• STATED GOAL
Reproduce the data from the line containing "give bounding boxes" through the line containing "I need the location", both included, with "location" swapped for "position" and nothing else altered. Leave the pictures out of your output.

• RECORDS FOR THIS TASK
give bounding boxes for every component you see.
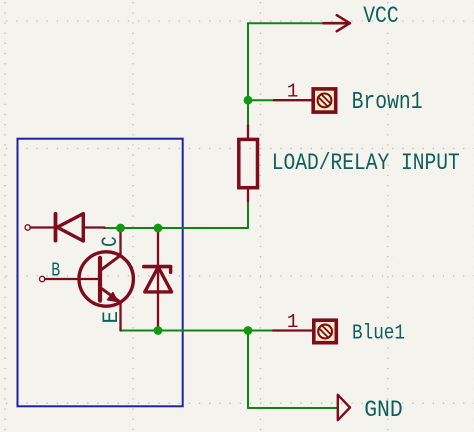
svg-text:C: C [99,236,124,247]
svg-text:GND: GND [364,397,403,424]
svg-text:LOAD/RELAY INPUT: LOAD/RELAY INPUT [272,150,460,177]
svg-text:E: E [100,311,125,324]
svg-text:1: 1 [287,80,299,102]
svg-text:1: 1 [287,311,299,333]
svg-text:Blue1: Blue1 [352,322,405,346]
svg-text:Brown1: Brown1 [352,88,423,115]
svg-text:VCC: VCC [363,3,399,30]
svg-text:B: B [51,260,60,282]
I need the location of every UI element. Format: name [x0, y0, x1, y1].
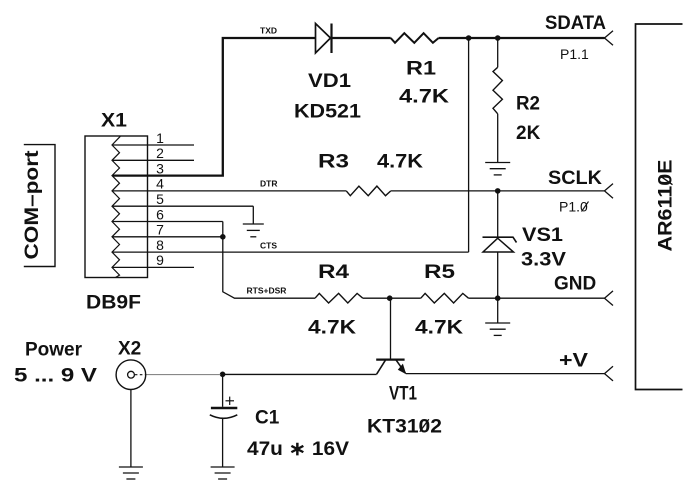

==

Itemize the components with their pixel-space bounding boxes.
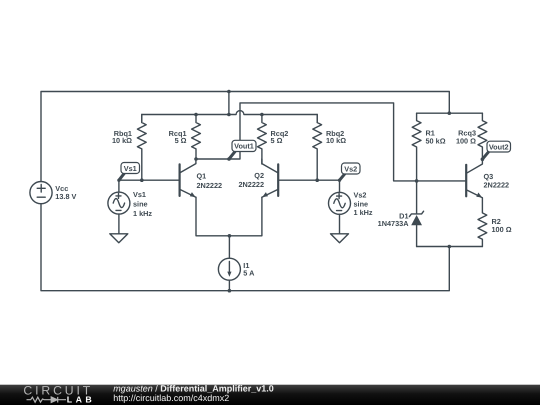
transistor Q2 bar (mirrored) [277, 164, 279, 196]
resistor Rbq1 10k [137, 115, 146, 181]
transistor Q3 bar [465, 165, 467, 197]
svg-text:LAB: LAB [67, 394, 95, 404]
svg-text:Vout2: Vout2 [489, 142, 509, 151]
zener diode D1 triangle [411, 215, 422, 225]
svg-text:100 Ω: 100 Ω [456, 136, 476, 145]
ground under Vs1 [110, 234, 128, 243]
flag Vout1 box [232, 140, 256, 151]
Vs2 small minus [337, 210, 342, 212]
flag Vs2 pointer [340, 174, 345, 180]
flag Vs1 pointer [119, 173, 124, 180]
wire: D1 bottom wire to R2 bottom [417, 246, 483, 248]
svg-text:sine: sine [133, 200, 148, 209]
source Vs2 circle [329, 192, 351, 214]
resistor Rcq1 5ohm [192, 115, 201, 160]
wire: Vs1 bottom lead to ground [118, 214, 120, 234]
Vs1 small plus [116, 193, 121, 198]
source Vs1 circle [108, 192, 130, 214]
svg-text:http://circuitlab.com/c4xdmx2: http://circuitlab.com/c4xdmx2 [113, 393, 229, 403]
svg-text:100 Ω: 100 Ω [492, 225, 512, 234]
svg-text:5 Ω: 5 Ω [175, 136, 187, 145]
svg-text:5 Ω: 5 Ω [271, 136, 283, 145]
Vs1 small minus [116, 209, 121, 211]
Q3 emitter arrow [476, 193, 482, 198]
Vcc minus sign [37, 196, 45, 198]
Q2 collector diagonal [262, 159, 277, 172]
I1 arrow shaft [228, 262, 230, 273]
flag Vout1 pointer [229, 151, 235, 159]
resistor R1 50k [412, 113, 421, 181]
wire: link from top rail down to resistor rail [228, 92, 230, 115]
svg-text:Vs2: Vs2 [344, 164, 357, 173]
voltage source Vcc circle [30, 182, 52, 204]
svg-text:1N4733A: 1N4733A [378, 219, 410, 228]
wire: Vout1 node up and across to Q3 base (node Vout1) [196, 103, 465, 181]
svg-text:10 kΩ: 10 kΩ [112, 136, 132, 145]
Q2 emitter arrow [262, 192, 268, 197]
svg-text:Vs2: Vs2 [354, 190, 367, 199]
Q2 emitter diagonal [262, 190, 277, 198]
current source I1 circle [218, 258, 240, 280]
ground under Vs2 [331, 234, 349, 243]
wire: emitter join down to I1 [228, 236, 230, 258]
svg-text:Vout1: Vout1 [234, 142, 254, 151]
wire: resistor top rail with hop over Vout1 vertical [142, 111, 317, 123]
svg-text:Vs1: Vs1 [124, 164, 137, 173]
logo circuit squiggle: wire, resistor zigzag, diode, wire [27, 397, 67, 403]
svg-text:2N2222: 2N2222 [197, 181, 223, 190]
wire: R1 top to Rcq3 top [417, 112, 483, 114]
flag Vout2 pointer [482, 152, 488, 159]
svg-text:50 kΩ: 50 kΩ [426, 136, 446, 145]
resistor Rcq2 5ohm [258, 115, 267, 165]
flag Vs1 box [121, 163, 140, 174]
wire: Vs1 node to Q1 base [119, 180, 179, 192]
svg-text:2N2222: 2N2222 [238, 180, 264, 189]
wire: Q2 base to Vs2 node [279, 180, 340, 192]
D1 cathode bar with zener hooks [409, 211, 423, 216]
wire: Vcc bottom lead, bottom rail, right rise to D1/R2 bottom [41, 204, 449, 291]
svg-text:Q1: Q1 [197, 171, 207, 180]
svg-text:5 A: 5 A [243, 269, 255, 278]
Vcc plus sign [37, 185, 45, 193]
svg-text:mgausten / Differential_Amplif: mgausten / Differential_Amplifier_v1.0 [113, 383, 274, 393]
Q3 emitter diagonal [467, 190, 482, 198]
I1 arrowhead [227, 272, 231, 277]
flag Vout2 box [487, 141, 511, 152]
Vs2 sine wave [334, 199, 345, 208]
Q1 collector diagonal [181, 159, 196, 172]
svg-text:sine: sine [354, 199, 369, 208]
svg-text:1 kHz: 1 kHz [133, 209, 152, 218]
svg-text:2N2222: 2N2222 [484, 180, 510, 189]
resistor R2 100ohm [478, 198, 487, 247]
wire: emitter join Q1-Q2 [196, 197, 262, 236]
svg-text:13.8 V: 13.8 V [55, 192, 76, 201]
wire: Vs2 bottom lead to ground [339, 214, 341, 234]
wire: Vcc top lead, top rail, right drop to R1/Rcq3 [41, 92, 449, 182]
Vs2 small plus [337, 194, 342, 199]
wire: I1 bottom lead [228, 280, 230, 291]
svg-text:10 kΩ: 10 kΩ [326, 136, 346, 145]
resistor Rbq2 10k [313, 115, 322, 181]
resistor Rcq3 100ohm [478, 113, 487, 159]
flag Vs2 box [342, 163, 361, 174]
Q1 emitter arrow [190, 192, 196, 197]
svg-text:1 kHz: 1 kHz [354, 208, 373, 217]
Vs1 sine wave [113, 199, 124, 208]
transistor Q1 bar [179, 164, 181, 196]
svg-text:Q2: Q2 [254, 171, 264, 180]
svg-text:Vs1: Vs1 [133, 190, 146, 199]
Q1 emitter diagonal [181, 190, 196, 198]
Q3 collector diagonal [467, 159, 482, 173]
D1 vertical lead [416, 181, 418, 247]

• COMPLETE RESPONSE
give bounding boxes for every component you see.
svg-text:C: C [99,236,124,247]
svg-text:GND: GND [364,397,403,424]
svg-text:LOAD/RELAY INPUT: LOAD/RELAY INPUT [272,150,460,177]
svg-text:E: E [100,311,125,324]
svg-text:1: 1 [287,80,299,102]
svg-text:1: 1 [287,311,299,333]
svg-text:Blue1: Blue1 [352,322,405,346]
svg-text:Brown1: Brown1 [352,88,423,115]
svg-text:VCC: VCC [363,3,399,30]
svg-text:B: B [51,260,60,282]
I need the position of every UI element. Format: name [x0, y0, x1, y1].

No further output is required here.